Set problem ▸ Transcribe all of the records word for word, but omit the pictures.

Extracted records ▸
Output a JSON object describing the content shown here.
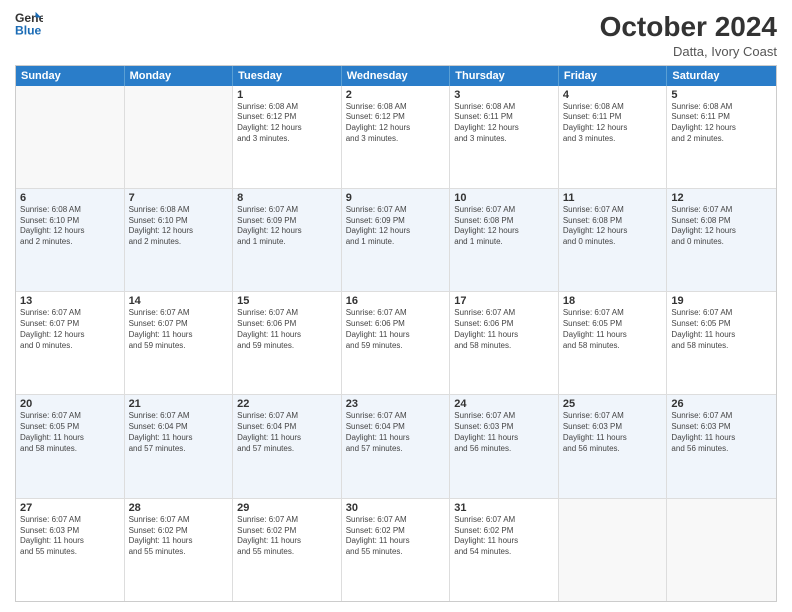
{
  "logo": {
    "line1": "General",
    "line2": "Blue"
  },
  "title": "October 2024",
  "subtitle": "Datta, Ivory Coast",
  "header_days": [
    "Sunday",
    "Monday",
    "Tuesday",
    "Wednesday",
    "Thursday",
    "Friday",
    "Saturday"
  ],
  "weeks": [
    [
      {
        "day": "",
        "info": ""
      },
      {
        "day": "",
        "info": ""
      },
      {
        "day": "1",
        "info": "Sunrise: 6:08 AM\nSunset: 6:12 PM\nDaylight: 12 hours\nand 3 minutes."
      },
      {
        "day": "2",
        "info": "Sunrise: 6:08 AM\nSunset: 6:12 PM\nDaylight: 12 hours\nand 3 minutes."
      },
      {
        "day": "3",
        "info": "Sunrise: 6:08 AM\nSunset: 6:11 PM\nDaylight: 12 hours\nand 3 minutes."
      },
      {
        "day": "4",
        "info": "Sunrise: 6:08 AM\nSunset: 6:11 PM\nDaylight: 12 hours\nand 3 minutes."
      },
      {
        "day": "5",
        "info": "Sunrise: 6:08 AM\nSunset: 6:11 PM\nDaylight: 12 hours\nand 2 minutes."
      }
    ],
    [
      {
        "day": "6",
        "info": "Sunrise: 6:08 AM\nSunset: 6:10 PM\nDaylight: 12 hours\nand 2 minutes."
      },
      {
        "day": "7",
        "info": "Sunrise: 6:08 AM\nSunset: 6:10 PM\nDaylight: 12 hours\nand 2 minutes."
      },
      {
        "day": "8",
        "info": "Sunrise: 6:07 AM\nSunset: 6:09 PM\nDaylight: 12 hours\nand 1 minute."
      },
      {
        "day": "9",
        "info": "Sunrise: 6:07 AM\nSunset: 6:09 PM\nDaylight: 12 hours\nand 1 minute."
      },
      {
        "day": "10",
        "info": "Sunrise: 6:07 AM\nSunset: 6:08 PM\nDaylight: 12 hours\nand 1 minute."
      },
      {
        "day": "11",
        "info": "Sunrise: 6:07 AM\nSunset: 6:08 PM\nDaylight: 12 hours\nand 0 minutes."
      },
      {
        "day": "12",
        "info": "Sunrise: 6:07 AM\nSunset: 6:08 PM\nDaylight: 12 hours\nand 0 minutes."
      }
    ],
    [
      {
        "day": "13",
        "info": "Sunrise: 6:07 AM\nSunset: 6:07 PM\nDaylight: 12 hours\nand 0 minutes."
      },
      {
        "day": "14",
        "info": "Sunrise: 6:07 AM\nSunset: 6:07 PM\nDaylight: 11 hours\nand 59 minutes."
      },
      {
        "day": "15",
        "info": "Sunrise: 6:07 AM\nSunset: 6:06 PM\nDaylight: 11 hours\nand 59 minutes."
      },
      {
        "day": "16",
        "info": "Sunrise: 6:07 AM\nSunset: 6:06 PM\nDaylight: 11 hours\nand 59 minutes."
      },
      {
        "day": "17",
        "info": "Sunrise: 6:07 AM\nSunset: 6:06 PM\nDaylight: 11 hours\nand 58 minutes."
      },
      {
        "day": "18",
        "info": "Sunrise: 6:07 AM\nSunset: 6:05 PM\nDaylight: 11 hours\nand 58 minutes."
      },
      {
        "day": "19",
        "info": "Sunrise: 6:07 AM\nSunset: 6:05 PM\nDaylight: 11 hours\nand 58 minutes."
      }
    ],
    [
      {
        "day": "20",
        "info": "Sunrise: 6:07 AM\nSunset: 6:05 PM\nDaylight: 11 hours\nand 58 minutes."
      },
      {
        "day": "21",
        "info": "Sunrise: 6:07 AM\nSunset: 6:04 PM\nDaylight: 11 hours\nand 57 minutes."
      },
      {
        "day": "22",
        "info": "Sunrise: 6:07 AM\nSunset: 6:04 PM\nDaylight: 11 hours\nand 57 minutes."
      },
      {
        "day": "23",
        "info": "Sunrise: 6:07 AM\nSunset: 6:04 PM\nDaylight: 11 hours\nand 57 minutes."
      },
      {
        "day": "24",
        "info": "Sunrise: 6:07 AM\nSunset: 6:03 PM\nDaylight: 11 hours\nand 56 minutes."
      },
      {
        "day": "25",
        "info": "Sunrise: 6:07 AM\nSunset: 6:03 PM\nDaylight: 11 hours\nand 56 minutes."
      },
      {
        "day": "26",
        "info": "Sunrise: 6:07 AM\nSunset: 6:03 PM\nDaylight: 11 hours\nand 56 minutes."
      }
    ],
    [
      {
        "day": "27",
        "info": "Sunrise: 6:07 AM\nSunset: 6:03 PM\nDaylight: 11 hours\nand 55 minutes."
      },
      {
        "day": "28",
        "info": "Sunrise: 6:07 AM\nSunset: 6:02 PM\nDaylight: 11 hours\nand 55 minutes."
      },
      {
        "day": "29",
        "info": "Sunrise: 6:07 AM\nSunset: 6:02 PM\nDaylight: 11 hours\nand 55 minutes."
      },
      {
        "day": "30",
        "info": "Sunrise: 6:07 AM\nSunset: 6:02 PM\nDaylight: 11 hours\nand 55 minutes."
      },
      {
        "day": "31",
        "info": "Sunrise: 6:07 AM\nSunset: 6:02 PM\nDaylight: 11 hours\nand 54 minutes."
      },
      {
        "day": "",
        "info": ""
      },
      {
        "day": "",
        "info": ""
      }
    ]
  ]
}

Complete response ▸
Output a JSON object describing the content shown here.
{
  "logo": {
    "line1": "General",
    "line2": "Blue"
  },
  "title": "October 2024",
  "subtitle": "Datta, Ivory Coast",
  "header_days": [
    "Sunday",
    "Monday",
    "Tuesday",
    "Wednesday",
    "Thursday",
    "Friday",
    "Saturday"
  ],
  "weeks": [
    [
      {
        "day": "",
        "info": ""
      },
      {
        "day": "",
        "info": ""
      },
      {
        "day": "1",
        "info": "Sunrise: 6:08 AM\nSunset: 6:12 PM\nDaylight: 12 hours\nand 3 minutes."
      },
      {
        "day": "2",
        "info": "Sunrise: 6:08 AM\nSunset: 6:12 PM\nDaylight: 12 hours\nand 3 minutes."
      },
      {
        "day": "3",
        "info": "Sunrise: 6:08 AM\nSunset: 6:11 PM\nDaylight: 12 hours\nand 3 minutes."
      },
      {
        "day": "4",
        "info": "Sunrise: 6:08 AM\nSunset: 6:11 PM\nDaylight: 12 hours\nand 3 minutes."
      },
      {
        "day": "5",
        "info": "Sunrise: 6:08 AM\nSunset: 6:11 PM\nDaylight: 12 hours\nand 2 minutes."
      }
    ],
    [
      {
        "day": "6",
        "info": "Sunrise: 6:08 AM\nSunset: 6:10 PM\nDaylight: 12 hours\nand 2 minutes."
      },
      {
        "day": "7",
        "info": "Sunrise: 6:08 AM\nSunset: 6:10 PM\nDaylight: 12 hours\nand 2 minutes."
      },
      {
        "day": "8",
        "info": "Sunrise: 6:07 AM\nSunset: 6:09 PM\nDaylight: 12 hours\nand 1 minute."
      },
      {
        "day": "9",
        "info": "Sunrise: 6:07 AM\nSunset: 6:09 PM\nDaylight: 12 hours\nand 1 minute."
      },
      {
        "day": "10",
        "info": "Sunrise: 6:07 AM\nSunset: 6:08 PM\nDaylight: 12 hours\nand 1 minute."
      },
      {
        "day": "11",
        "info": "Sunrise: 6:07 AM\nSunset: 6:08 PM\nDaylight: 12 hours\nand 0 minutes."
      },
      {
        "day": "12",
        "info": "Sunrise: 6:07 AM\nSunset: 6:08 PM\nDaylight: 12 hours\nand 0 minutes."
      }
    ],
    [
      {
        "day": "13",
        "info": "Sunrise: 6:07 AM\nSunset: 6:07 PM\nDaylight: 12 hours\nand 0 minutes."
      },
      {
        "day": "14",
        "info": "Sunrise: 6:07 AM\nSunset: 6:07 PM\nDaylight: 11 hours\nand 59 minutes."
      },
      {
        "day": "15",
        "info": "Sunrise: 6:07 AM\nSunset: 6:06 PM\nDaylight: 11 hours\nand 59 minutes."
      },
      {
        "day": "16",
        "info": "Sunrise: 6:07 AM\nSunset: 6:06 PM\nDaylight: 11 hours\nand 59 minutes."
      },
      {
        "day": "17",
        "info": "Sunrise: 6:07 AM\nSunset: 6:06 PM\nDaylight: 11 hours\nand 58 minutes."
      },
      {
        "day": "18",
        "info": "Sunrise: 6:07 AM\nSunset: 6:05 PM\nDaylight: 11 hours\nand 58 minutes."
      },
      {
        "day": "19",
        "info": "Sunrise: 6:07 AM\nSunset: 6:05 PM\nDaylight: 11 hours\nand 58 minutes."
      }
    ],
    [
      {
        "day": "20",
        "info": "Sunrise: 6:07 AM\nSunset: 6:05 PM\nDaylight: 11 hours\nand 58 minutes."
      },
      {
        "day": "21",
        "info": "Sunrise: 6:07 AM\nSunset: 6:04 PM\nDaylight: 11 hours\nand 57 minutes."
      },
      {
        "day": "22",
        "info": "Sunrise: 6:07 AM\nSunset: 6:04 PM\nDaylight: 11 hours\nand 57 minutes."
      },
      {
        "day": "23",
        "info": "Sunrise: 6:07 AM\nSunset: 6:04 PM\nDaylight: 11 hours\nand 57 minutes."
      },
      {
        "day": "24",
        "info": "Sunrise: 6:07 AM\nSunset: 6:03 PM\nDaylight: 11 hours\nand 56 minutes."
      },
      {
        "day": "25",
        "info": "Sunrise: 6:07 AM\nSunset: 6:03 PM\nDaylight: 11 hours\nand 56 minutes."
      },
      {
        "day": "26",
        "info": "Sunrise: 6:07 AM\nSunset: 6:03 PM\nDaylight: 11 hours\nand 56 minutes."
      }
    ],
    [
      {
        "day": "27",
        "info": "Sunrise: 6:07 AM\nSunset: 6:03 PM\nDaylight: 11 hours\nand 55 minutes."
      },
      {
        "day": "28",
        "info": "Sunrise: 6:07 AM\nSunset: 6:02 PM\nDaylight: 11 hours\nand 55 minutes."
      },
      {
        "day": "29",
        "info": "Sunrise: 6:07 AM\nSunset: 6:02 PM\nDaylight: 11 hours\nand 55 minutes."
      },
      {
        "day": "30",
        "info": "Sunrise: 6:07 AM\nSunset: 6:02 PM\nDaylight: 11 hours\nand 55 minutes."
      },
      {
        "day": "31",
        "info": "Sunrise: 6:07 AM\nSunset: 6:02 PM\nDaylight: 11 hours\nand 54 minutes."
      },
      {
        "day": "",
        "info": ""
      },
      {
        "day": "",
        "info": ""
      }
    ]
  ]
}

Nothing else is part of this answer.